§ **Exercise directions**
Set down each record that follows exactly. Drop the images.

§ **Material for this exercise**

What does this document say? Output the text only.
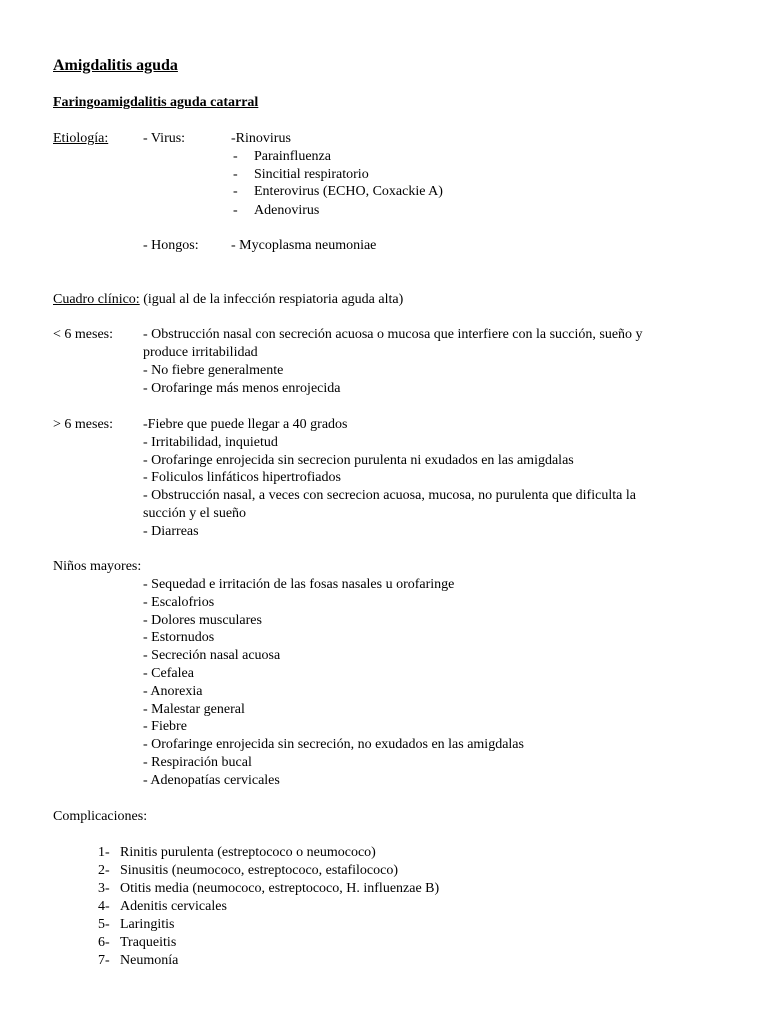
Amigdalitis aguda
Faringoamigdalitis aguda catarral
Etiología: - Virus:	-Rinovirus
- Parainfluenza
- Sincitial respiratorio
- Enterovirus (ECHO, Coxackie A)
- Adenovirus
- Hongos: - Mycoplasma neumoniae
Cuadro clínico: (igual al de la infección respiatoria aguda alta)
< 6 meses: - Obstrucción nasal con secreción acuosa o mucosa que interfiere con la succión, sueño y
produce irritabilidad
- No fiebre generalmente
- Orofaringe más menos enrojecida
> 6 meses: -Fiebre que puede llegar a 40 grados
- Irritabilidad, inquietud
- Orofaringe enrojecida sin secrecion purulenta ni exudados en las amigdalas
- Foliculos linfáticos hipertrofiados
- Obstrucción nasal, a veces con secrecion acuosa, mucosa, no purulenta que dificulta la
succión y el sueño
- Diarreas
Niños mayores:
- Sequedad e irritación de las fosas nasales u orofaringe
- Escalofrios
- Dolores musculares
- Estornudos
- Secreción nasal acuosa
- Cefalea
- Anorexia
- Malestar general
- Fiebre
- Orofaringe enrojecida sin secreción, no exudados en las amigdalas
- Respiración bucal
- Adenopatías cervicales
Complicaciones:
1- Rinitis purulenta (estreptococo o neumococo)
2- Sinusitis (neumococo, estreptococo, estafilococo)
3- Otitis media (neumococo, estreptococo, H. influenzae B)
4- Adenitis cervicales
5- Laringitis
6- Traqueitis
7- Neumonía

§ **Output below**
What does this document say? Output the text only.
Amigdalitis aguda
Faringoamigdalitis aguda catarral
Etiología: - Virus:	-Rinovirus
- Parainfluenza
- Sincitial respiratorio
- Enterovirus (ECHO, Coxackie A)
- Adenovirus
- Hongos: - Mycoplasma neumoniae
Cuadro clínico: (igual al de la infección respiatoria aguda alta)
< 6 meses: - Obstrucción nasal con secreción acuosa o mucosa que interfiere con la succión, sueño y
produce irritabilidad
- No fiebre generalmente
- Orofaringe más menos enrojecida
> 6 meses: -Fiebre que puede llegar a 40 grados
- Irritabilidad, inquietud
- Orofaringe enrojecida sin secrecion purulenta ni exudados en las amigdalas
- Foliculos linfáticos hipertrofiados
- Obstrucción nasal, a veces con secrecion acuosa, mucosa, no purulenta que dificulta la
succión y el sueño
- Diarreas
Niños mayores:
- Sequedad e irritación de las fosas nasales u orofaringe
- Escalofrios
- Dolores musculares
- Estornudos
- Secreción nasal acuosa
- Cefalea
- Anorexia
- Malestar general
- Fiebre
- Orofaringe enrojecida sin secreción, no exudados en las amigdalas
- Respiración bucal
- Adenopatías cervicales
Complicaciones:
1- Rinitis purulenta (estreptococo o neumococo)
2- Sinusitis (neumococo, estreptococo, estafilococo)
3- Otitis media (neumococo, estreptococo, H. influenzae B)
4- Adenitis cervicales
5- Laringitis
6- Traqueitis
7- Neumonía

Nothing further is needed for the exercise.